>> start

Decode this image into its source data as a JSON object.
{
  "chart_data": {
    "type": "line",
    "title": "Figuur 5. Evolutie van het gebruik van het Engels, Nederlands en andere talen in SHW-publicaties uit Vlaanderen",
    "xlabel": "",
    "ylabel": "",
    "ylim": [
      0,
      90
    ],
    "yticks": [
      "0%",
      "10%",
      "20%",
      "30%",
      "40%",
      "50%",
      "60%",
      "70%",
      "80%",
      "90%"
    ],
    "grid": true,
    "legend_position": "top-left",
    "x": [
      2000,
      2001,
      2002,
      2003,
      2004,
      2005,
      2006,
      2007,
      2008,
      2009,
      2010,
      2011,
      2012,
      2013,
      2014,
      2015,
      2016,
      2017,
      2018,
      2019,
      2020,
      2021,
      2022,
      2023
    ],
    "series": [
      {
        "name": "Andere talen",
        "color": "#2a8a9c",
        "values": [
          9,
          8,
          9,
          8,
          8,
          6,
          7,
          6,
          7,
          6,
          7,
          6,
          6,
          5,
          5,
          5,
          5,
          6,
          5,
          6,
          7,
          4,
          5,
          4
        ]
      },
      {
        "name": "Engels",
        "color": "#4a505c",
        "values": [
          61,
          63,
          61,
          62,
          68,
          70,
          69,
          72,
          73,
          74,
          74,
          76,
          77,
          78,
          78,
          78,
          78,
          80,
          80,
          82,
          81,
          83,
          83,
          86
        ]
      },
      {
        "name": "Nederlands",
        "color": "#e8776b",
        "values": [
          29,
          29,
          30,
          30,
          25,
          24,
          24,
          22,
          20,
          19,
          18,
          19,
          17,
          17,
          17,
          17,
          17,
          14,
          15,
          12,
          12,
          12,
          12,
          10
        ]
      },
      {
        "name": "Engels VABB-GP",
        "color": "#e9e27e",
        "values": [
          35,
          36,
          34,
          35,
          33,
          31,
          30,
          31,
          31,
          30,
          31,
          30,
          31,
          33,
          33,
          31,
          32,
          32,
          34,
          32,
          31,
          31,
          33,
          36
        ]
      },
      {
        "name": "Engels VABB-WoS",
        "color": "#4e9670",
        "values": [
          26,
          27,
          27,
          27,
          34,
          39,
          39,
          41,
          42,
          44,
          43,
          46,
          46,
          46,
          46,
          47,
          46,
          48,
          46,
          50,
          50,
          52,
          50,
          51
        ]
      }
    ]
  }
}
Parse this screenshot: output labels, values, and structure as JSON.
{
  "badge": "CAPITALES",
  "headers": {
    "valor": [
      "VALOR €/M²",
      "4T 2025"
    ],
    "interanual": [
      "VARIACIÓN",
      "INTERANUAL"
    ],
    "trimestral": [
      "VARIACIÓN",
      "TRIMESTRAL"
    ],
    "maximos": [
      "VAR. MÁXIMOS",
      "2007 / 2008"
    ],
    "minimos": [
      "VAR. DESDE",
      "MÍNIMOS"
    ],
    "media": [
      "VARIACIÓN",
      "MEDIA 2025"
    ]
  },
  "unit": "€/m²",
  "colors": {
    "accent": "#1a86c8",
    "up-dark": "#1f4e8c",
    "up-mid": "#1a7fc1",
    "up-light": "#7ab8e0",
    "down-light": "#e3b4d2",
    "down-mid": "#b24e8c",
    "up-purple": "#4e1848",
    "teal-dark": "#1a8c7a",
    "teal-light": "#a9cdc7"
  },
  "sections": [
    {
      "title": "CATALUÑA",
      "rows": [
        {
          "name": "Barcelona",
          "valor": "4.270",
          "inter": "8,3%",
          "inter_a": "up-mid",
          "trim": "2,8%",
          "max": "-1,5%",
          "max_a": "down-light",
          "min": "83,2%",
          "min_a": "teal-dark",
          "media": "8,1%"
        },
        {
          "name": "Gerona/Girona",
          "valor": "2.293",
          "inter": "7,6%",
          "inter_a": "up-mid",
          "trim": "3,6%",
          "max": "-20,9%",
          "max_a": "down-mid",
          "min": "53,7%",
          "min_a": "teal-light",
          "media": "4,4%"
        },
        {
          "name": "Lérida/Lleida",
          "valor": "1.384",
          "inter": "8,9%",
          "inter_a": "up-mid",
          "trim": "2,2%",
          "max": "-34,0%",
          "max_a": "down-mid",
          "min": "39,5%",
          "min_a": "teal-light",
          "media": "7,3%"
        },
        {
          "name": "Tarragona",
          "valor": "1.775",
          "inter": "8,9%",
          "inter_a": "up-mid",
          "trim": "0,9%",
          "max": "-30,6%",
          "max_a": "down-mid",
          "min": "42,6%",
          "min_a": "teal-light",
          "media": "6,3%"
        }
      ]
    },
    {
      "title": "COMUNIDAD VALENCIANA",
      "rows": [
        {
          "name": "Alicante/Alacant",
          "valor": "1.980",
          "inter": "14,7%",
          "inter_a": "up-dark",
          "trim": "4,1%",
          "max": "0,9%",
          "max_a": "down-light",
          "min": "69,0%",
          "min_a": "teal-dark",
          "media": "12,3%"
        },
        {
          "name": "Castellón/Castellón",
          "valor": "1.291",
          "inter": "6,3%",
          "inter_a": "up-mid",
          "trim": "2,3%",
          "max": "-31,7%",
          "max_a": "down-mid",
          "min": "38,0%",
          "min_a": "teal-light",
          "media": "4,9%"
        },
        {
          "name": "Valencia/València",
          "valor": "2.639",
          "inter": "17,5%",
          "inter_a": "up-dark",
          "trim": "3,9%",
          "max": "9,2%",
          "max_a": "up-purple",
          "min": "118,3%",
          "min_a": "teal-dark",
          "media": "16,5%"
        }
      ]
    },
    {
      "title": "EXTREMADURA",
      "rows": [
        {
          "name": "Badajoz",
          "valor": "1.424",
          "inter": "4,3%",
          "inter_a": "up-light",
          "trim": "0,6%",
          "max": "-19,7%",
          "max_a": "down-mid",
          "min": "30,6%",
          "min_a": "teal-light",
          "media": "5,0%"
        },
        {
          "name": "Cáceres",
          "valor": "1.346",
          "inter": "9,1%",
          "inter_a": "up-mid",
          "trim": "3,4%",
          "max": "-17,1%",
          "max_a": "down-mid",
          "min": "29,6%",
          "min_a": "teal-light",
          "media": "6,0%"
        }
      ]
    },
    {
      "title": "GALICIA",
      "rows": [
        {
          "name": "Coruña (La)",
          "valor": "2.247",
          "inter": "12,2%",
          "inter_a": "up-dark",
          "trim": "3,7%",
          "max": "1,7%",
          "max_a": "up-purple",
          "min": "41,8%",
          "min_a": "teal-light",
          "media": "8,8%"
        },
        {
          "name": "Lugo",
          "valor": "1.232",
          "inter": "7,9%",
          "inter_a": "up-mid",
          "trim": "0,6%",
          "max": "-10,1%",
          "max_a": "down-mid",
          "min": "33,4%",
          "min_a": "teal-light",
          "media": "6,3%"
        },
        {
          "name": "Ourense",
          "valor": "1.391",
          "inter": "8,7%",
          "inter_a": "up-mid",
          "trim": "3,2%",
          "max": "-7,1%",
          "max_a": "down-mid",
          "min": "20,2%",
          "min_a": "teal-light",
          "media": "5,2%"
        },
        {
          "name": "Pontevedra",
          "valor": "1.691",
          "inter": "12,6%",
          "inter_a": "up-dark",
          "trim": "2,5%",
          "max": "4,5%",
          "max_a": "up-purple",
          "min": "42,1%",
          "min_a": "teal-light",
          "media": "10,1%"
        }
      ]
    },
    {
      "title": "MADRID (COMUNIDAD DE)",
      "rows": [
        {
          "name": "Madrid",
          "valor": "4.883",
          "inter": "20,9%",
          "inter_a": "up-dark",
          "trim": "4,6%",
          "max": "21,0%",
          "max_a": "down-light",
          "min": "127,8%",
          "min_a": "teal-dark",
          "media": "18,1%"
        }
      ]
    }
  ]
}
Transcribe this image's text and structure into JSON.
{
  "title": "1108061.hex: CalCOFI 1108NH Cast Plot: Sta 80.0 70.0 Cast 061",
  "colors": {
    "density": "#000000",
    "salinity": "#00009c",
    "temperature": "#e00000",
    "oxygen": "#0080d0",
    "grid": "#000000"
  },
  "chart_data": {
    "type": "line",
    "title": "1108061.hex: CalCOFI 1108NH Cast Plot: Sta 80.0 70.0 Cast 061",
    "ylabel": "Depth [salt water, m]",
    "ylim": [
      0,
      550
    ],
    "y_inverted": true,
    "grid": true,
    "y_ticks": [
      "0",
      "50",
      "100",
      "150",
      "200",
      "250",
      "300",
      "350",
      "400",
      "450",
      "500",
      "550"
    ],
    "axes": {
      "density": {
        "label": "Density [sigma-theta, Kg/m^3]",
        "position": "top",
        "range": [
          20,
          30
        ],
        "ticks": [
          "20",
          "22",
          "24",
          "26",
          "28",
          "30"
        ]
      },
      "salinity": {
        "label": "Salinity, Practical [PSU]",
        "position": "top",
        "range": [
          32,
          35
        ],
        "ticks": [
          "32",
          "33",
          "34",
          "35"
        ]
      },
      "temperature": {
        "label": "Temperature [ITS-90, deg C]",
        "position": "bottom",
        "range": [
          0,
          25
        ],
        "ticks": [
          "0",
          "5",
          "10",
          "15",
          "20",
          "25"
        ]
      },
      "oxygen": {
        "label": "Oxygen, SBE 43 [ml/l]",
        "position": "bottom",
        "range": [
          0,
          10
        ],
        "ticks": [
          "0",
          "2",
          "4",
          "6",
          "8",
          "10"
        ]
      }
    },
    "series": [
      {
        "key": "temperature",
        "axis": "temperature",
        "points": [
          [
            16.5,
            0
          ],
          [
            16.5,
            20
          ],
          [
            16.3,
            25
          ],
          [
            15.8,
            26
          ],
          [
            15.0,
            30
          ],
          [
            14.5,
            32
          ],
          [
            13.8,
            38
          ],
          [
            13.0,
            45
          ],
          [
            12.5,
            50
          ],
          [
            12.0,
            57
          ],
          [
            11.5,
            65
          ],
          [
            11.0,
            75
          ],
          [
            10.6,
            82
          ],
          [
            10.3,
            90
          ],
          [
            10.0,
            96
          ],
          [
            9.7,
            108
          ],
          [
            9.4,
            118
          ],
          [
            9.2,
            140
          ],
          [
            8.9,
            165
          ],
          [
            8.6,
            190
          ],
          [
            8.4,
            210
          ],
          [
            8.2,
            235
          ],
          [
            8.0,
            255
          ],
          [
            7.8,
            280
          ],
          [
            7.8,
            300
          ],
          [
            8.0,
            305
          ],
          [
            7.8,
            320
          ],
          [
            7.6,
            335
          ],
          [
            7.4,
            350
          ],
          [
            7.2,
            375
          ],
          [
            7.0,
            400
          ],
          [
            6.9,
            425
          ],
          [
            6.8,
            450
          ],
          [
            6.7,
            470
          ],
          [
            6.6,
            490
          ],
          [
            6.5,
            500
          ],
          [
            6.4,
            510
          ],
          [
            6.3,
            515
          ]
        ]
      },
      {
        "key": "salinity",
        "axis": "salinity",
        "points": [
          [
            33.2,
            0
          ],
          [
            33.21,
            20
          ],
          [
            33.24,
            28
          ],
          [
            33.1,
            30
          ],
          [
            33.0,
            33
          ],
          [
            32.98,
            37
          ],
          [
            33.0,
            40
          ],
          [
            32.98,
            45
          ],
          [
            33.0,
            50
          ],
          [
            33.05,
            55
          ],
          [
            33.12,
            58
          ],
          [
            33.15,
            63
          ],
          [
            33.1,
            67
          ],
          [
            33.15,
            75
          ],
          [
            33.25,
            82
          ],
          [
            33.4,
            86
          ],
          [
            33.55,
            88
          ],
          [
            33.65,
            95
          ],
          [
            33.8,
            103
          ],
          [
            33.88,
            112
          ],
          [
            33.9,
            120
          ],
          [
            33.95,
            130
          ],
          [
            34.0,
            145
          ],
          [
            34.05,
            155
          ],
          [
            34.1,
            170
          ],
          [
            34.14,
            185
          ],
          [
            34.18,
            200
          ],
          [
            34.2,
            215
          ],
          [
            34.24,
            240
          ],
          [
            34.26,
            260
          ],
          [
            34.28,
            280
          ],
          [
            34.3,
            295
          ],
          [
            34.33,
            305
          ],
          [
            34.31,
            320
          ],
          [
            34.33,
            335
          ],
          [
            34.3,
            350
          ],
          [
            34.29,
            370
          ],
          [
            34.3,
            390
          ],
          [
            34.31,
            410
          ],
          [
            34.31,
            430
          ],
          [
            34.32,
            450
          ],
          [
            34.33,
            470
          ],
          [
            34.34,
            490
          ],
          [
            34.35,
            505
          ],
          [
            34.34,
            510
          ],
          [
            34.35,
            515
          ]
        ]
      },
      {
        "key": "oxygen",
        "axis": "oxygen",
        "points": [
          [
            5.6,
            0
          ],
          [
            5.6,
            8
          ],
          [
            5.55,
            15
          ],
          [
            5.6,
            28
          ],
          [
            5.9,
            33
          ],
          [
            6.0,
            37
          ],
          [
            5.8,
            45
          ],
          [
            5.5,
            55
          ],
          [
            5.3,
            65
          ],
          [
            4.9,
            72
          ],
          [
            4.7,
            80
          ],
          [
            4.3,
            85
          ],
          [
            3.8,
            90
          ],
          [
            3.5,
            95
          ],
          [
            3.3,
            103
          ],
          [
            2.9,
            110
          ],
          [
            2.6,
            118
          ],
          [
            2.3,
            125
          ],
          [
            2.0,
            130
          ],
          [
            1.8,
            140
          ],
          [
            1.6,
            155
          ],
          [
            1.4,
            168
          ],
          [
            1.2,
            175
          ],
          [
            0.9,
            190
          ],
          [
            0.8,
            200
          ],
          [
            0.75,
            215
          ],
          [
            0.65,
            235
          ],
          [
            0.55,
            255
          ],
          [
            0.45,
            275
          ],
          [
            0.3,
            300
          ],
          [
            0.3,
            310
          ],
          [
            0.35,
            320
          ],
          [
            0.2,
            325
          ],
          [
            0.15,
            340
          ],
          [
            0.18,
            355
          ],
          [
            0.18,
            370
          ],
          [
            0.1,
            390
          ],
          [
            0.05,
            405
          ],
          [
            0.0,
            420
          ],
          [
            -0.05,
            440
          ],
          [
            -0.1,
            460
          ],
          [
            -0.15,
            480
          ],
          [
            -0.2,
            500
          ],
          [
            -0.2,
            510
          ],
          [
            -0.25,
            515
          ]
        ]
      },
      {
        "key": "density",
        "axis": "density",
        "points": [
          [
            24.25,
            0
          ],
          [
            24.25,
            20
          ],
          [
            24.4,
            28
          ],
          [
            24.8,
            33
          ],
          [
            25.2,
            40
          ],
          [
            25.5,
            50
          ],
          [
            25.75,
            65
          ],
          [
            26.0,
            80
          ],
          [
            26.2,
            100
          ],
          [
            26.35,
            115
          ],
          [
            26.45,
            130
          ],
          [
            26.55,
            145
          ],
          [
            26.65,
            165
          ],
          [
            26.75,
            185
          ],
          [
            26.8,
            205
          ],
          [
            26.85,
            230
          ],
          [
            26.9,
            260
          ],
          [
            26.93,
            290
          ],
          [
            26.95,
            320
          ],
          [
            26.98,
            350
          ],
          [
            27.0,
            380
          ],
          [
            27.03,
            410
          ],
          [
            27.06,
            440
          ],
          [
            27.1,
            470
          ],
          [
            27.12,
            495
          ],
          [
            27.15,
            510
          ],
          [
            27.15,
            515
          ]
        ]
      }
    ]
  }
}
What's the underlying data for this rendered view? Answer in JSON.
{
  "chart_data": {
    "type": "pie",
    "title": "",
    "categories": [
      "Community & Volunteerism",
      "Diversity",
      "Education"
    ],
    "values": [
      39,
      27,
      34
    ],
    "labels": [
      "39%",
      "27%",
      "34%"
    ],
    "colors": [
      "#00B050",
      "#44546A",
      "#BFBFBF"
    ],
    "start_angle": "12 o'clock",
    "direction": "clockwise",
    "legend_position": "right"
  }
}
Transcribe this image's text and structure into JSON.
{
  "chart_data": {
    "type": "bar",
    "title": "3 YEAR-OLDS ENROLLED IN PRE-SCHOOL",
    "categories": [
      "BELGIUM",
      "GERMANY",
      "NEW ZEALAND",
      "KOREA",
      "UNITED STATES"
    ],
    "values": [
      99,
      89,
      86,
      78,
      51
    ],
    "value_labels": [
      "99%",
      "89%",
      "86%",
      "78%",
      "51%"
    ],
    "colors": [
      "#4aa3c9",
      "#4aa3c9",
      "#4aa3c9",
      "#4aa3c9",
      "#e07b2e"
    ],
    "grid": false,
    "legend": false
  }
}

>> end

» **Set exercise**
Look through the records and gather each line with the word "COMUNIDAD".

» **Solution to this exercise**
      "title": "COMUNIDAD VALENCIANA",
      "title": "MADRID (COMUNIDAD DE)",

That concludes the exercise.